## TAREAS PROPUESTAS
1. Según el texto sobre el renting, ¿por qué pueden las compañías de renting aconsejar al cliente sobre el vehículo que más le conviene? Contesta en una a tres frases.
2. En el texto sobre el renting, ¿qué paga el cliente a cambio de disponer del vehículo?
3. Prosigue el texto sobre el renting a partir de su última frase.

## TEXTO DEL EJERCICIO
El renting (alquiler a largo plazo con todos los servicios incluidos) es un servicio integral que abarca todos los aspectos relacionados con el vehículo. El objetivo del renting es facilitar la utilización del bien, no su compra, en las mejores condiciones y con el servicio más completo posible. Consiste en un contrato de alquiler por el cual la compañía de renting compra un vehículo nuevo, a solicitud de su cliente, y lo pone a disposición de éste por un plazo de tiempo determinado y con todos los gastos incluidos, según contrato, a cambio del pago de una cuota mensual.

- El cliente sólo tiene que ocuparse de elegir el modelo de vehículo (cualquiera de los que se vende en España: marca y modelo) que mejor se adapta a sus necesidades, el número de unidades, la duración del contrato y el kilometraje estimado para dicho plazo.  Las compañías de renting, ampliamente conocedoras del sector del automóvil, le podrán asesorar sobre qué vehículo se adapta mejor a sus necesidades.

## MATERIAL PROPORCIONADO
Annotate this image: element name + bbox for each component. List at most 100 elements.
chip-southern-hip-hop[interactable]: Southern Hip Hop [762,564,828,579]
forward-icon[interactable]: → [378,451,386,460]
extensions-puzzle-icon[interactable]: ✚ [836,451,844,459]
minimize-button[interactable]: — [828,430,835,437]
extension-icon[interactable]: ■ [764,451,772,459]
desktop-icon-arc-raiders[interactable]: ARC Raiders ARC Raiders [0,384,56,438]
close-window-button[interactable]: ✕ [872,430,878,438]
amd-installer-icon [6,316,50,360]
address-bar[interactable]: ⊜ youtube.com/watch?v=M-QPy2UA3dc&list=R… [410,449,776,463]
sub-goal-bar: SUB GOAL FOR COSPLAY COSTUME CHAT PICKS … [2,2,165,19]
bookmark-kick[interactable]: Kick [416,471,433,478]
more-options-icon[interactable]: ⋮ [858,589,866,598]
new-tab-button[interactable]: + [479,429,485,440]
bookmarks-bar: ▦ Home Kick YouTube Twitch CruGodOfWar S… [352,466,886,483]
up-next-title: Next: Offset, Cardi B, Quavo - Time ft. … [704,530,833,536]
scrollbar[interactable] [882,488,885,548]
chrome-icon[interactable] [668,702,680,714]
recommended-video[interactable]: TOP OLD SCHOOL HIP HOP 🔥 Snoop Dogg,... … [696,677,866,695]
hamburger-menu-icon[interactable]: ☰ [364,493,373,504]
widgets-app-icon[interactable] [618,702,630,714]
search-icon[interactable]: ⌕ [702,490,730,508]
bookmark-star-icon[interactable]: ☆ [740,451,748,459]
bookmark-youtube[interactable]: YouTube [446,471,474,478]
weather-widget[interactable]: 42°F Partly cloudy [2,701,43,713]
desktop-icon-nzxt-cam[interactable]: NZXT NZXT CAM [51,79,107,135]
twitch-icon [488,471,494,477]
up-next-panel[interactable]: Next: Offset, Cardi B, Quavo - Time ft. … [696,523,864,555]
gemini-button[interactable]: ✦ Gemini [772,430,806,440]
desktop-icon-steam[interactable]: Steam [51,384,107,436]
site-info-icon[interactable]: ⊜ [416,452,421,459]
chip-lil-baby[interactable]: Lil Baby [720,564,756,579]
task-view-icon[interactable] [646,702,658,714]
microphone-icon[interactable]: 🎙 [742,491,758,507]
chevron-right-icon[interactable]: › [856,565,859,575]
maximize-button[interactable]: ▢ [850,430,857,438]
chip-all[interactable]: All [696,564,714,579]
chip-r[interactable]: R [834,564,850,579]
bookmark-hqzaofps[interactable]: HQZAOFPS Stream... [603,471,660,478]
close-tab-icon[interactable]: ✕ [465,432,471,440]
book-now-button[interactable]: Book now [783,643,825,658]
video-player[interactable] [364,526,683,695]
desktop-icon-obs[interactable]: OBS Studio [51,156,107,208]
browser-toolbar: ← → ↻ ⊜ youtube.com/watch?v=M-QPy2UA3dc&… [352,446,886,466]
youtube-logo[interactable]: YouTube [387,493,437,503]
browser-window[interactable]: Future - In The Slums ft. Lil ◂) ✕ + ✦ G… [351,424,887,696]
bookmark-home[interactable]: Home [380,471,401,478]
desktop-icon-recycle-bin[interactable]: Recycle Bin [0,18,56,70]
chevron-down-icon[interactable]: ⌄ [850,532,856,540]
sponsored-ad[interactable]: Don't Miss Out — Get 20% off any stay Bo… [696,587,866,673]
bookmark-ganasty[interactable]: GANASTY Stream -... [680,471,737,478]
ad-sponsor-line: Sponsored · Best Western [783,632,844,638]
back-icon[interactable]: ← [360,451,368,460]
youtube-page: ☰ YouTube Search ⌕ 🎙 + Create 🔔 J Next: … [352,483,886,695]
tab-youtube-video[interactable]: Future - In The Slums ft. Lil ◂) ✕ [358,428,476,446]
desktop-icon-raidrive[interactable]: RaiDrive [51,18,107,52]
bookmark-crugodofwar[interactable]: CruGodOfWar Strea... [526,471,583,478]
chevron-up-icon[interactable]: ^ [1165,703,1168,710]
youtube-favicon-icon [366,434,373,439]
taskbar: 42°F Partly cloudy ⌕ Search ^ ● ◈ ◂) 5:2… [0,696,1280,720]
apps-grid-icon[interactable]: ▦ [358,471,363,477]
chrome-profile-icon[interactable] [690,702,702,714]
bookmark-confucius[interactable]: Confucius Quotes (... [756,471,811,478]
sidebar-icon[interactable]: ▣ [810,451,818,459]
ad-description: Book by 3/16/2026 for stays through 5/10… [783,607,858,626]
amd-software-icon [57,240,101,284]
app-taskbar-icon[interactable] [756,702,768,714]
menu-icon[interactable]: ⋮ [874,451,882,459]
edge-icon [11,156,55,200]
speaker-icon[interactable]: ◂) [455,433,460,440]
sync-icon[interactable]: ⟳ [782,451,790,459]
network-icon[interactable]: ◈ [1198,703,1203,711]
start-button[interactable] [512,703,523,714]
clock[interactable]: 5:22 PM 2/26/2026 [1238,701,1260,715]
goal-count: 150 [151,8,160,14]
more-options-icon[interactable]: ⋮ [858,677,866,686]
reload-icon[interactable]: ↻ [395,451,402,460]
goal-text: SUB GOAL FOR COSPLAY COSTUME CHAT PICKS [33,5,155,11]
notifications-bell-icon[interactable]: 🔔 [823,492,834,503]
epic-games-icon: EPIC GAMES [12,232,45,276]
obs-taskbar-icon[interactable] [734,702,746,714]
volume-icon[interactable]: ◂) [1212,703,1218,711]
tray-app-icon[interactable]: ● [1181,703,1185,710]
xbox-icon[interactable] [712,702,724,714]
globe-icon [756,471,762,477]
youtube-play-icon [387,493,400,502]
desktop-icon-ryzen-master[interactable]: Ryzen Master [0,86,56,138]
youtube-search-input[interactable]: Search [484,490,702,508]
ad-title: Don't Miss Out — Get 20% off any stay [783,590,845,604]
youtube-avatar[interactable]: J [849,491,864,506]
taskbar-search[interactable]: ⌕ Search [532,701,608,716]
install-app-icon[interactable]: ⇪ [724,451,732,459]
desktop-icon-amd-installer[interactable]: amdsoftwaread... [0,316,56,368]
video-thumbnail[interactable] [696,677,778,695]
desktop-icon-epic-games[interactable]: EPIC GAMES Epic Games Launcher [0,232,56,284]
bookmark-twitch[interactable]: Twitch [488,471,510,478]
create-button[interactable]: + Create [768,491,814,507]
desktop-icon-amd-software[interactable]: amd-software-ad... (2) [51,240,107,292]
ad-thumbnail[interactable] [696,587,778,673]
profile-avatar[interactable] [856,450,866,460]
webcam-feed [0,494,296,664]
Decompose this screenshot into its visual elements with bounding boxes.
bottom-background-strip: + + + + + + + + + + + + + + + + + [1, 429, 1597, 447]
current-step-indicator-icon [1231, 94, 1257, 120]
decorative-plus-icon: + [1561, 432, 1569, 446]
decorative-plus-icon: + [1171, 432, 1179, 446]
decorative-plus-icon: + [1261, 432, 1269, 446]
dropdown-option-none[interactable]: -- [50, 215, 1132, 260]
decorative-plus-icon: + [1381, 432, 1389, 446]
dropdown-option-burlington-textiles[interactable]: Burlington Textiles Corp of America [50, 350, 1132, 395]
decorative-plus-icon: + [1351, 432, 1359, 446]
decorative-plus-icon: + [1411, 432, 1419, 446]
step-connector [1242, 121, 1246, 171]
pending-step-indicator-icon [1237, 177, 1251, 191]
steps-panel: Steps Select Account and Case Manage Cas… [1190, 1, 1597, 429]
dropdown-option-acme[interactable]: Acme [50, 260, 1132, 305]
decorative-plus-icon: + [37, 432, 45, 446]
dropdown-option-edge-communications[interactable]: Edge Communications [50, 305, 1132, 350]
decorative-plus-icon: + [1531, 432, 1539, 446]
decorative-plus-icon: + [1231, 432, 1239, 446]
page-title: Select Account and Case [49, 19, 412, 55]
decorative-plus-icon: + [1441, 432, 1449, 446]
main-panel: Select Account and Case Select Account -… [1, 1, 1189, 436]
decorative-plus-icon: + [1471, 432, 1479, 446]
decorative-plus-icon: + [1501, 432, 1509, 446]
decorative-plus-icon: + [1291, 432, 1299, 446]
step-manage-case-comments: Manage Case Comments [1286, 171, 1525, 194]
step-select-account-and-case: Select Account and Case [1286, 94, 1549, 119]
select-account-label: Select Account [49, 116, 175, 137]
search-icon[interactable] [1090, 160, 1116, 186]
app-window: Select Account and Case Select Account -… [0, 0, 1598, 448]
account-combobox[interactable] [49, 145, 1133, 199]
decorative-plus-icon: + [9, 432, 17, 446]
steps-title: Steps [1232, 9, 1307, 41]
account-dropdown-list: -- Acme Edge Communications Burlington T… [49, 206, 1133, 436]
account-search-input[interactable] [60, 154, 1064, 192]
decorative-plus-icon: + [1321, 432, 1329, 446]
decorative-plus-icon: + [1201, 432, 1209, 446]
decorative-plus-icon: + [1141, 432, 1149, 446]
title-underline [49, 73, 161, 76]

## RESULTADOS POR TAREA
1. Pueden hacerlo porque son ampliamente conocedoras del sector del automóvil. Así pueden orientar al cliente sobre qué vehículo se adapta mejor a sus necesidades.

2. Una cuota mensual.

3.
- A cambio del servicio, se pagan cuotas fijas durante todo el período de contrato; es decir, cada cliente conoce a largo plazo y sin imprevistos el gasto asociado a su vehículo o flota, de manera que cualquier gasto adicional que pudiera ocasionarse (accidente, averías, etc.) sería asumido por la empresa de renting. El pago, a elección del cliente, suele ser mensual y cubre todos los servicios. El pago es mensual y cubre todos los servicios reflejados en el contrato.

- Asistencia en carretera y casco urbano, desde el km. "0".

- Una de las principales características de este producto es su flexibilidad, ya que permite su adaptación en función de las necesidades cambiantes del cliente: aumento de la flota, modificación y/o ampliación del contrato, etc.